**Data lines**
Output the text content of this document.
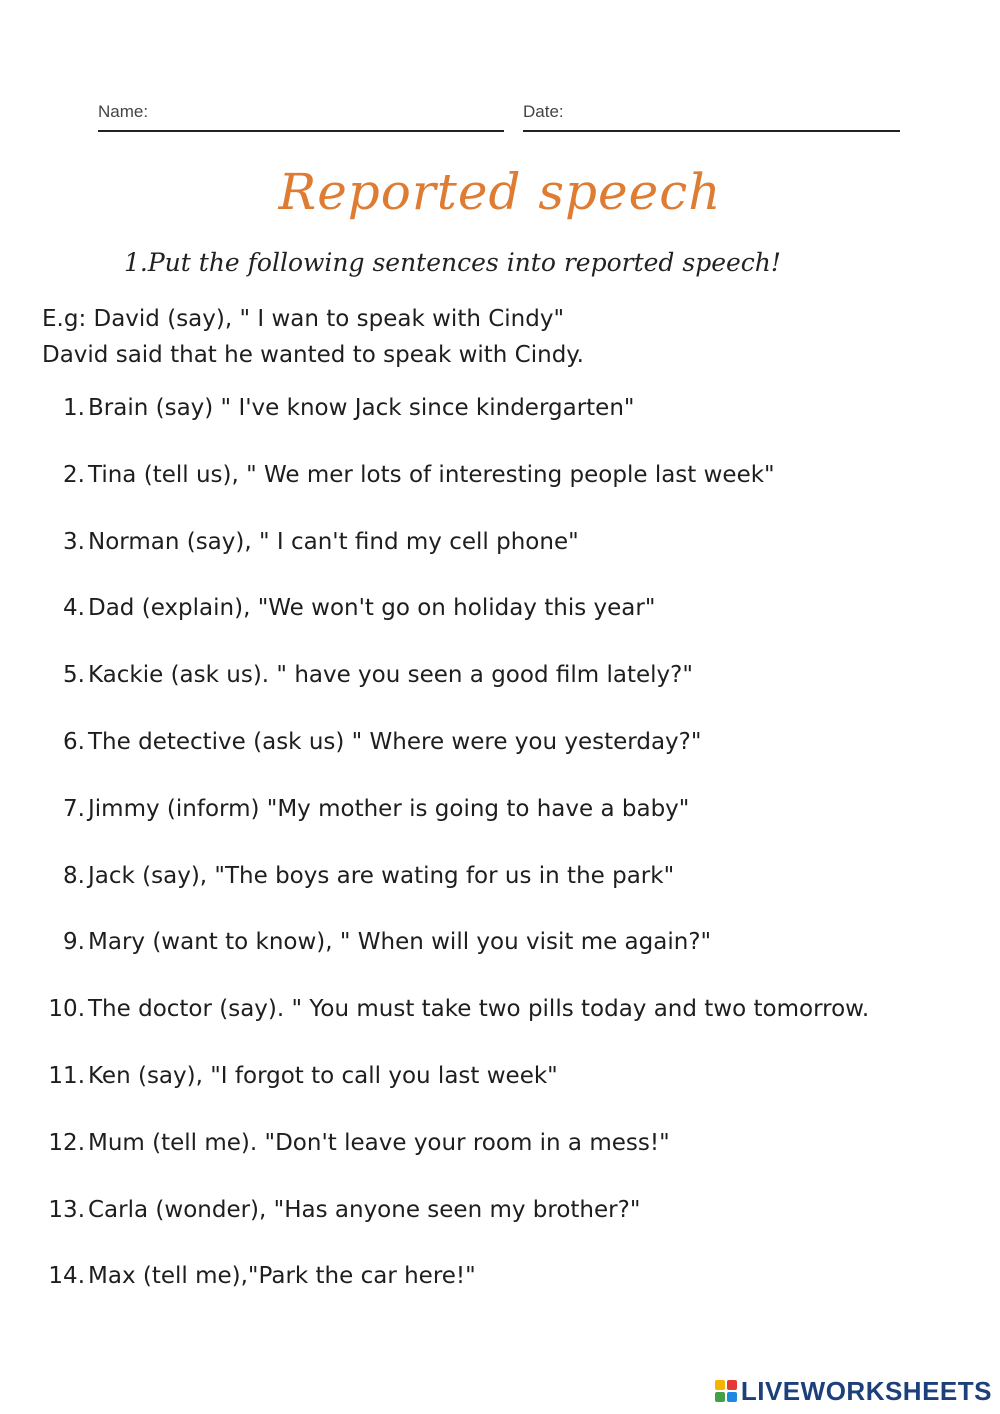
Name:	Date:
Reported speech
1.Put the following sentences into reported speech!
E.g: David (say), " I wan to speak with Cindy"
David said that he wanted to speak with Cindy.
1. Brain (say) " I've know Jack since kindergarten"
2. Tina (tell us), " We mer lots of interesting people last week"
3. Norman (say), " I can't find my cell phone"
4. Dad (explain), "We won't go on holiday this year"
5. Kackie (ask us). " have you seen a good film lately?"
6. The detective (ask us) " Where were you yesterday?"
7. Jimmy (inform) "My mother is going to have a baby"
8. Jack (say), "The boys are wating for us in the park"
9. Mary (want to know), " When will you visit me again?"
10. The doctor (say). " You must take two pills today and two tomorrow.
11. Ken (say), "I forgot to call you last week"
12. Mum (tell me). "Don't leave your room in a mess!"
13. Carla (wonder), "Has anyone seen my brother?"
14. Max (tell me),"Park the car here!"
LIVEWORKSHEETS
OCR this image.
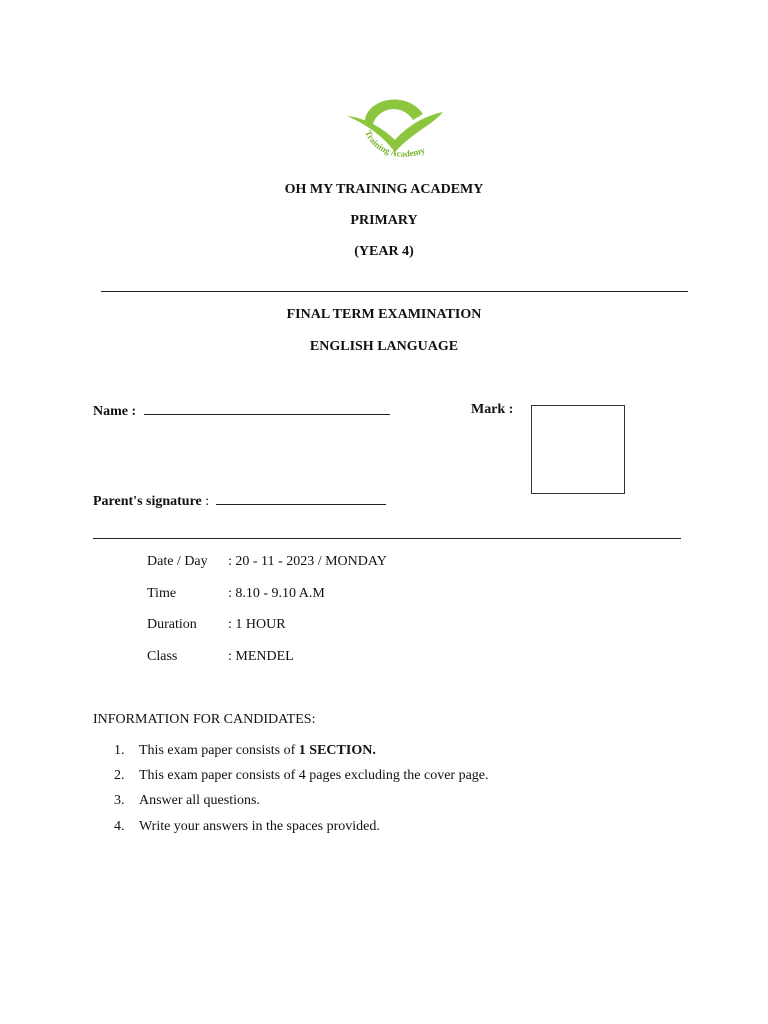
Training Academy
OH MY TRAINING ACADEMY
PRIMARY
(YEAR 4)
FINAL TERM EXAMINATION
ENGLISH LANGUAGE
Name :	Mark :
Parent's signature :
Date / Day : 20 - 11 - 2023 / MONDAY
Time	: 8.10 - 9.10 A.M
Duration : 1 HOUR
Class	: MENDEL
INFORMATION FOR CANDIDATES:
1. This exam paper consists of 1 SECTION.
2. This exam paper consists of 4 pages excluding the cover page.
3. Answer all questions.
4. Write your answers in the spaces provided.
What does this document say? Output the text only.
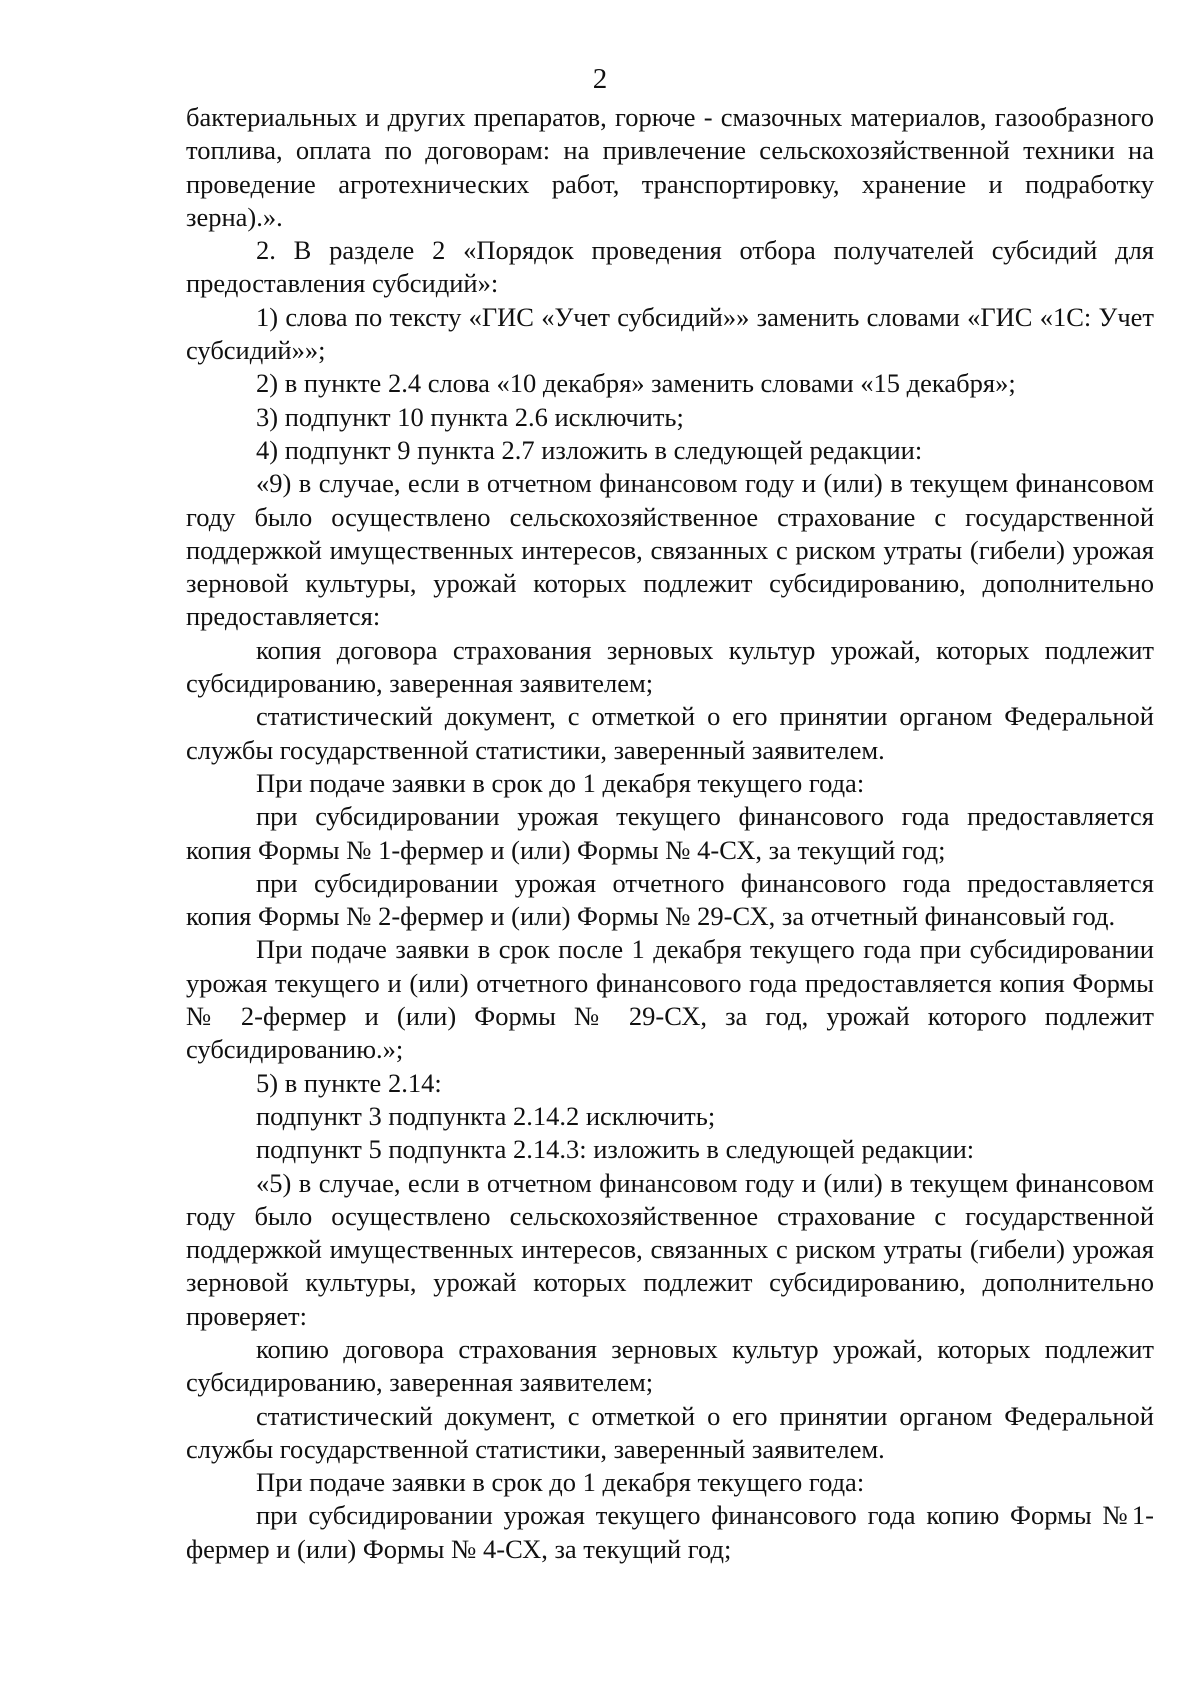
2

бактериальных и других препаратов, горюче - смазочных материалов, газообразного топлива, оплата по договорам: на привлечение сельскохозяйственной техники на проведение агротехнических работ, транспортировку, хранение и подработку зерна).».

2. В разделе 2 «Порядок проведения отбора получателей субсидий для предоставления субсидий»:

1) слова по тексту «ГИС «Учет субсидий»» заменить словами «ГИС «1С: Учет субсидий»»;

2) в пункте 2.4 слова «10 декабря» заменить словами «15 декабря»;

3) подпункт 10 пункта 2.6 исключить;

4) подпункт 9 пункта 2.7 изложить в следующей редакции:

«9) в случае, если в отчетном финансовом году и (или) в текущем финансовом году было осуществлено сельскохозяйственное страхование с государственной поддержкой имущественных интересов, связанных с риском утраты (гибели) урожая зерновой культуры, урожай которых подлежит субсидированию, дополнительно предоставляется:

копия договора страхования зерновых культур урожай, которых подлежит субсидированию, заверенная заявителем;

статистический документ, с отметкой о его принятии органом Федеральной службы государственной статистики, заверенный заявителем.

При подаче заявки в срок до 1 декабря текущего года:

при субсидировании урожая текущего финансового года предоставляется копия Формы № 1-фермер и (или) Формы № 4-СХ, за текущий год;

при субсидировании урожая отчетного финансового года предоставляется копия Формы № 2-фермер и (или) Формы № 29-СХ, за отчетный финансовый год.

При подаче заявки в срок после 1 декабря текущего года при субсидировании урожая текущего и (или) отчетного финансового года предоставляется копия Формы № 2-фермер и (или) Формы № 29-СХ, за год, урожай которого подлежит субсидированию.»;

5) в пункте 2.14:

подпункт 3 подпункта 2.14.2 исключить;

подпункт 5 подпункта 2.14.3: изложить в следующей редакции:

«5) в случае, если в отчетном финансовом году и (или) в текущем финансовом году было осуществлено сельскохозяйственное страхование с государственной поддержкой имущественных интересов, связанных с риском утраты (гибели) урожая зерновой культуры, урожай которых подлежит субсидированию, дополнительно проверяет:

копию договора страхования зерновых культур урожай, которых подлежит субсидированию, заверенная заявителем;

статистический документ, с отметкой о его принятии органом Федеральной службы государственной статистики, заверенный заявителем.

При подаче заявки в срок до 1 декабря текущего года:

при субсидировании урожая текущего финансового года копию Формы №1-фермер и (или) Формы № 4-СХ, за текущий год;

**Exercise brief**
Write the records out once more, exactly as they appear, with no pictures.

**Complete answer**
Output the text content of this document.
Name:	Date:
Reported speech
1.Put the following sentences into reported speech!
E.g: David (say), " I wan to speak with Cindy"
David said that he wanted to speak with Cindy.
1. Brain (say) " I've know Jack since kindergarten"
2. Tina (tell us), " We mer lots of interesting people last week"
3. Norman (say), " I can't find my cell phone"
4. Dad (explain), "We won't go on holiday this year"
5. Kackie (ask us). " have you seen a good film lately?"
6. The detective (ask us) " Where were you yesterday?"
7. Jimmy (inform) "My mother is going to have a baby"
8. Jack (say), "The boys are wating for us in the park"
9. Mary (want to know), " When will you visit me again?"
10. The doctor (say). " You must take two pills today and two tomorrow.
11. Ken (say), "I forgot to call you last week"
12. Mum (tell me). "Don't leave your room in a mess!"
13. Carla (wonder), "Has anyone seen my brother?"
14. Max (tell me),"Park the car here!"
LIVEWORKSHEETS
OCR this image.
Training Academy
OH MY TRAINING ACADEMY
PRIMARY
(YEAR 4)
FINAL TERM EXAMINATION
ENGLISH LANGUAGE
Name :	Mark :
Parent's signature :
Date / Day : 20 - 11 - 2023 / MONDAY
Time	: 8.10 - 9.10 A.M
Duration : 1 HOUR
Class	: MENDEL
INFORMATION FOR CANDIDATES:
1. This exam paper consists of 1 SECTION.
2. This exam paper consists of 4 pages excluding the cover page.
3. Answer all questions.
4. Write your answers in the spaces provided.
What does this document say? Output the text only.
2

бактериальных и других препаратов, горюче - смазочных материалов, газообразного топлива, оплата по договорам: на привлечение сельскохозяйственной техники на проведение агротехнических работ, транспортировку, хранение и подработку зерна).».

2. В разделе 2 «Порядок проведения отбора получателей субсидий для предоставления субсидий»:

1) слова по тексту «ГИС «Учет субсидий»» заменить словами «ГИС «1С: Учет субсидий»»;

2) в пункте 2.4 слова «10 декабря» заменить словами «15 декабря»;

3) подпункт 10 пункта 2.6 исключить;

4) подпункт 9 пункта 2.7 изложить в следующей редакции:

«9) в случае, если в отчетном финансовом году и (или) в текущем финансовом году было осуществлено сельскохозяйственное страхование с государственной поддержкой имущественных интересов, связанных с риском утраты (гибели) урожая зерновой культуры, урожай которых подлежит субсидированию, дополнительно предоставляется:

копия договора страхования зерновых культур урожай, которых подлежит субсидированию, заверенная заявителем;

статистический документ, с отметкой о его принятии органом Федеральной службы государственной статистики, заверенный заявителем.

При подаче заявки в срок до 1 декабря текущего года:

при субсидировании урожая текущего финансового года предоставляется копия Формы № 1-фермер и (или) Формы № 4-СХ, за текущий год;

при субсидировании урожая отчетного финансового года предоставляется копия Формы № 2-фермер и (или) Формы № 29-СХ, за отчетный финансовый год.

При подаче заявки в срок после 1 декабря текущего года при субсидировании урожая текущего и (или) отчетного финансового года предоставляется копия Формы № 2-фермер и (или) Формы № 29-СХ, за год, урожай которого подлежит субсидированию.»;

5) в пункте 2.14:

подпункт 3 подпункта 2.14.2 исключить;

подпункт 5 подпункта 2.14.3: изложить в следующей редакции:

«5) в случае, если в отчетном финансовом году и (или) в текущем финансовом году было осуществлено сельскохозяйственное страхование с государственной поддержкой имущественных интересов, связанных с риском утраты (гибели) урожая зерновой культуры, урожай которых подлежит субсидированию, дополнительно проверяет:

копию договора страхования зерновых культур урожай, которых подлежит субсидированию, заверенная заявителем;

статистический документ, с отметкой о его принятии органом Федеральной службы государственной статистики, заверенный заявителем.

При подаче заявки в срок до 1 декабря текущего года:

при субсидировании урожая текущего финансового года копию Формы №1-фермер и (или) Формы № 4-СХ, за текущий год;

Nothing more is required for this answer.